-- Description of the task --
Return every record below exactly as written, but leave out the pictures.

** begin Task input **

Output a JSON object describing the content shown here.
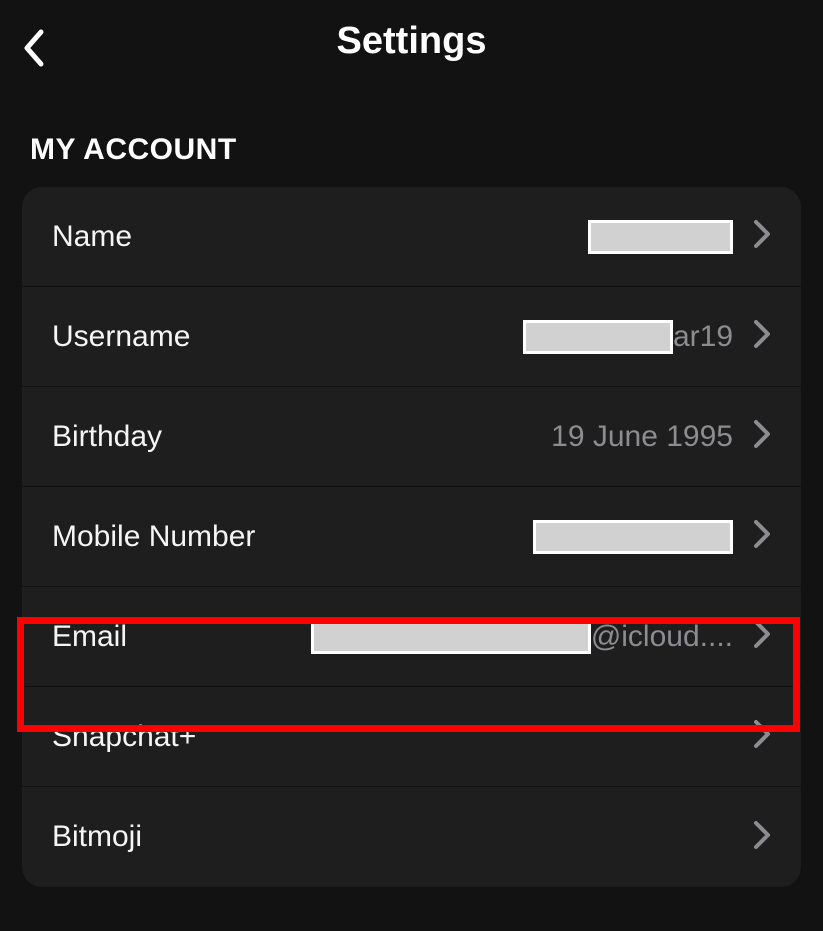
{
  "header": {
    "title": "Settings"
  },
  "section": {
    "title": "MY ACCOUNT"
  },
  "rows": {
    "name": {
      "label": "Name",
      "value": ""
    },
    "username": {
      "label": "Username",
      "suffix": "ar19"
    },
    "birthday": {
      "label": "Birthday",
      "value": "19 June 1995"
    },
    "mobile": {
      "label": "Mobile Number",
      "value": ""
    },
    "email": {
      "label": "Email",
      "suffix": "@icloud...."
    },
    "snapchatplus": {
      "label": "Snapchat+"
    },
    "bitmoji": {
      "label": "Bitmoji"
    }
  }
}
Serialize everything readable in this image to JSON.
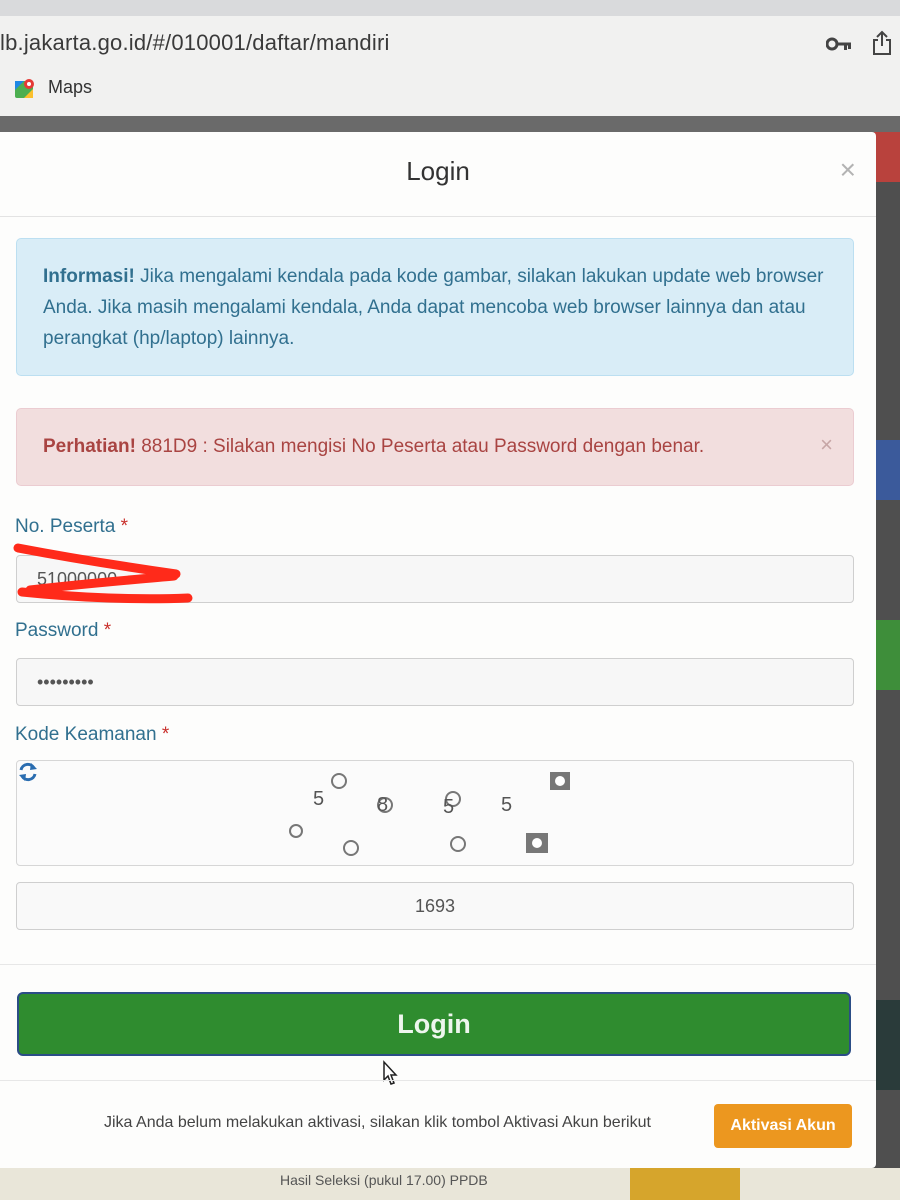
{
  "browser": {
    "url": "lb.jakarta.go.id/#/010001/daftar/mandiri",
    "bookmarks": [
      {
        "label": "Maps",
        "icon": "maps-icon"
      }
    ]
  },
  "background": {
    "footer_text": "Hasil Seleksi (pukul 17.00) PPDB"
  },
  "modal": {
    "title": "Login",
    "close_symbol": "×",
    "info_alert": {
      "strong": "Informasi!",
      "text": " Jika mengalami kendala pada kode gambar, silakan lakukan update web browser Anda. Jika masih mengalami kendala, Anda dapat mencoba web browser lainnya dan atau perangkat (hp/laptop) lainnya."
    },
    "error_alert": {
      "strong": "Perhatian!",
      "text": " 881D9 : Silakan mengisi No Peserta atau Password dengan benar.",
      "close_symbol": "×"
    },
    "fields": {
      "no_peserta": {
        "label": "No. Peserta",
        "required_mark": "*",
        "value": "51000000"
      },
      "password": {
        "label": "Password",
        "required_mark": "*",
        "value": "•••••••••"
      },
      "kode_keamanan": {
        "label": "Kode Keamanan",
        "required_mark": "*",
        "answer": "1693"
      }
    },
    "captcha": {
      "chars": [
        "5",
        "8",
        "5",
        "5"
      ]
    },
    "login_button": "Login",
    "footer": {
      "text": "Jika Anda belum melakukan aktivasi, silakan klik tombol Aktivasi Akun berikut",
      "activate_button": "Aktivasi Akun"
    }
  },
  "colors": {
    "info_bg": "#d9edf7",
    "danger_bg": "#f2dede",
    "login_green": "#2f8c2f",
    "activate_orange": "#ec971f",
    "redaction_red": "#ff2a1a"
  }
}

** end Task input **

-- Task answer --
Output a JSON object describing the content shown here.
{
  "header": {
    "title": "Settings"
  },
  "section": {
    "title": "MY ACCOUNT"
  },
  "rows": {
    "name": {
      "label": "Name",
      "value": ""
    },
    "username": {
      "label": "Username",
      "suffix": "ar19"
    },
    "birthday": {
      "label": "Birthday",
      "value": "19 June 1995"
    },
    "mobile": {
      "label": "Mobile Number",
      "value": ""
    },
    "email": {
      "label": "Email",
      "suffix": "@icloud...."
    },
    "snapchatplus": {
      "label": "Snapchat+"
    },
    "bitmoji": {
      "label": "Bitmoji"
    }
  }
}
Serialize everything readable in this image to JSON.
{
  "browser": {
    "url": "lb.jakarta.go.id/#/010001/daftar/mandiri",
    "bookmarks": [
      {
        "label": "Maps",
        "icon": "maps-icon"
      }
    ]
  },
  "background": {
    "footer_text": "Hasil Seleksi (pukul 17.00) PPDB"
  },
  "modal": {
    "title": "Login",
    "close_symbol": "×",
    "info_alert": {
      "strong": "Informasi!",
      "text": " Jika mengalami kendala pada kode gambar, silakan lakukan update web browser Anda. Jika masih mengalami kendala, Anda dapat mencoba web browser lainnya dan atau perangkat (hp/laptop) lainnya."
    },
    "error_alert": {
      "strong": "Perhatian!",
      "text": " 881D9 : Silakan mengisi No Peserta atau Password dengan benar.",
      "close_symbol": "×"
    },
    "fields": {
      "no_peserta": {
        "label": "No. Peserta",
        "required_mark": "*",
        "value": "51000000"
      },
      "password": {
        "label": "Password",
        "required_mark": "*",
        "value": "•••••••••"
      },
      "kode_keamanan": {
        "label": "Kode Keamanan",
        "required_mark": "*",
        "answer": "1693"
      }
    },
    "captcha": {
      "chars": [
        "5",
        "8",
        "5",
        "5"
      ]
    },
    "login_button": "Login",
    "footer": {
      "text": "Jika Anda belum melakukan aktivasi, silakan klik tombol Aktivasi Akun berikut",
      "activate_button": "Aktivasi Akun"
    }
  },
  "colors": {
    "info_bg": "#d9edf7",
    "danger_bg": "#f2dede",
    "login_green": "#2f8c2f",
    "activate_orange": "#ec971f",
    "redaction_red": "#ff2a1a"
  }
}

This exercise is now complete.